Problem details
Write out all lines holding the word "means".

The input
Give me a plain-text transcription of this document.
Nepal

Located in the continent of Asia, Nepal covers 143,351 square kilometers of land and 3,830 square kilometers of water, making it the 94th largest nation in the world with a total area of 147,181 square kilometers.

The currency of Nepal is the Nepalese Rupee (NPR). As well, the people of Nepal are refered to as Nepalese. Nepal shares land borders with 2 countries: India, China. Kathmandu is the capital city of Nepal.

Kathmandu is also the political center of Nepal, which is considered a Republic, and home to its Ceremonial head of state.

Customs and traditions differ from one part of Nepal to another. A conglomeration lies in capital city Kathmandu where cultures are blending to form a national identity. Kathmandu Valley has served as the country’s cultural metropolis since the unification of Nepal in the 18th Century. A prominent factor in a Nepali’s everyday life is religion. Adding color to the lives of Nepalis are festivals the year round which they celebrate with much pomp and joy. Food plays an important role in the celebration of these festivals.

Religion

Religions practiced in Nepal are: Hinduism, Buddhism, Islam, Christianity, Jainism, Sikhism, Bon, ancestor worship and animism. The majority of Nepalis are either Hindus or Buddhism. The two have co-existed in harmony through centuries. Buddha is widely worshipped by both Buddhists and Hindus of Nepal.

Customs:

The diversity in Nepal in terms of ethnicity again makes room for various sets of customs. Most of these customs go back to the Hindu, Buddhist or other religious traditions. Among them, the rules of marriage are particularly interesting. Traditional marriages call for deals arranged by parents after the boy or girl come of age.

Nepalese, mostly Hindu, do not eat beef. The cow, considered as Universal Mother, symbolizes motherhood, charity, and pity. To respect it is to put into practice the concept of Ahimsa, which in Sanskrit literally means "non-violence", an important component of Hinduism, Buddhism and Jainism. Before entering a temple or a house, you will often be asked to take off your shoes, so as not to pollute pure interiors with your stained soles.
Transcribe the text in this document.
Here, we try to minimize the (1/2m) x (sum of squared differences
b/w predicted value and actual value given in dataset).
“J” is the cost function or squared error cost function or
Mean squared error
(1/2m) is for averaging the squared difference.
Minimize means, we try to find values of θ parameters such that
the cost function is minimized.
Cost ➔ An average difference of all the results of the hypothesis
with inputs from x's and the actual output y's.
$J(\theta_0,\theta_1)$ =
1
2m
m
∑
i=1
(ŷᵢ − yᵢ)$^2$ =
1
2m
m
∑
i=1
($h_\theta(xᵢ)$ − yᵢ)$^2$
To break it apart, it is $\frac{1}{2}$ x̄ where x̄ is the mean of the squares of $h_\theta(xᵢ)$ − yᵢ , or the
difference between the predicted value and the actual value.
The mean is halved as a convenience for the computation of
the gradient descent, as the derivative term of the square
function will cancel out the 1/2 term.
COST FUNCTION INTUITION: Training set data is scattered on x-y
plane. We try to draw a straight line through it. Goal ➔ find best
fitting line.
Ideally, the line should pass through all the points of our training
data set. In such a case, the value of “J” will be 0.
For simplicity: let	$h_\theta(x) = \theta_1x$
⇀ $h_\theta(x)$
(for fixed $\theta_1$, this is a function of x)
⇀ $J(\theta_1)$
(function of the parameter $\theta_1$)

* * *

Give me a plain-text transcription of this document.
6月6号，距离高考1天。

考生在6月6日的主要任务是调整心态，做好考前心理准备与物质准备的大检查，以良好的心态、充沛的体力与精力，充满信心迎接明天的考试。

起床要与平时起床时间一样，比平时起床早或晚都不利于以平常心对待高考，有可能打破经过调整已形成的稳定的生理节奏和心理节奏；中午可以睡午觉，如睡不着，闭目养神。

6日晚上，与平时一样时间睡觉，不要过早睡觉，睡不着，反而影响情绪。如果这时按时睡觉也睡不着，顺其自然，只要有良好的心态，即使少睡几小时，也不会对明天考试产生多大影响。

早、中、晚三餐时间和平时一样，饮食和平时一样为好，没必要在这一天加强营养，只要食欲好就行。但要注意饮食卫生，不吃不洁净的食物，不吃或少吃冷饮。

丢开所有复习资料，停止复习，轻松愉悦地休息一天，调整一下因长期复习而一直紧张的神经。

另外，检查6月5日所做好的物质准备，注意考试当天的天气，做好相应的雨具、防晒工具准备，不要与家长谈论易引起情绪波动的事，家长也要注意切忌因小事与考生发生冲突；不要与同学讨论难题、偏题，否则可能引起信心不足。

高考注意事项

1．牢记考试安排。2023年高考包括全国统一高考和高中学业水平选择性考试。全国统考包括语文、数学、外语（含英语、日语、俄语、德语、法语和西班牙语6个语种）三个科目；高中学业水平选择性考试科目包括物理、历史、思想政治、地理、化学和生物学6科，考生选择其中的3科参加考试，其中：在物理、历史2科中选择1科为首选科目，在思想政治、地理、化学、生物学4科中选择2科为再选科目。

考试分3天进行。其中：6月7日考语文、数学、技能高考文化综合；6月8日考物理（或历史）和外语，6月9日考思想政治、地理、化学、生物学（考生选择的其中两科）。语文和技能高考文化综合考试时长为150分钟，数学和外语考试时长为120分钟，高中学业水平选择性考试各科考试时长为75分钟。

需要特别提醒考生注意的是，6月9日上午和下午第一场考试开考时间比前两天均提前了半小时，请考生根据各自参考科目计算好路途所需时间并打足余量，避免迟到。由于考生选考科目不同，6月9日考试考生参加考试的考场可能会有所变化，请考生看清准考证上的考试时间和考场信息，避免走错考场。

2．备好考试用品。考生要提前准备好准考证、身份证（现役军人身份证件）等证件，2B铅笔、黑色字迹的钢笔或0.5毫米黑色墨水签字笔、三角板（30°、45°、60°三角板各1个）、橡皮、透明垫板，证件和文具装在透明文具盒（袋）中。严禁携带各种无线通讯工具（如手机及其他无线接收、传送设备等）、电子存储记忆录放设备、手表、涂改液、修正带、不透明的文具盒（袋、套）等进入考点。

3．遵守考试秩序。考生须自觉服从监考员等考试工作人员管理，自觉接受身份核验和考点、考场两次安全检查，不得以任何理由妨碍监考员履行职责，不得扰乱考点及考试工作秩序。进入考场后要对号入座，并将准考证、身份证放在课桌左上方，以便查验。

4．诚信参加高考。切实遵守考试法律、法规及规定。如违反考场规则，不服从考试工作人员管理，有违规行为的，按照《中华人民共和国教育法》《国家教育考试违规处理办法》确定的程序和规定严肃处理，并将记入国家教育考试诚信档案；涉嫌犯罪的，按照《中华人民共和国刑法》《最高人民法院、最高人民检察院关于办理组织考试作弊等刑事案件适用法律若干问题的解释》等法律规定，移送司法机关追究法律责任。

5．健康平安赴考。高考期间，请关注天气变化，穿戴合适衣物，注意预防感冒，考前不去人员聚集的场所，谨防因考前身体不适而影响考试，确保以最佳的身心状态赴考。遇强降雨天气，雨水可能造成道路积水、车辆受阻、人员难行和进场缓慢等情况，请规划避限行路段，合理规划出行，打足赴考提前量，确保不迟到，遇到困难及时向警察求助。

Final answer
Nepalese, mostly Hindu, do not eat beef. The cow, considered as Universal Mother, symbolizes motherhood, charity, and pity. To respect it is to put into practice the concept of Ahimsa, which in Sanskrit literally means "non-violence", an important component of Hinduism, Buddhism and Jainism. Before entering a temple or a house, you will often be asked to take off your shoes, so as not to pollute pure interiors with your stained soles.
Minimize means, we try to find values of θ parameters such that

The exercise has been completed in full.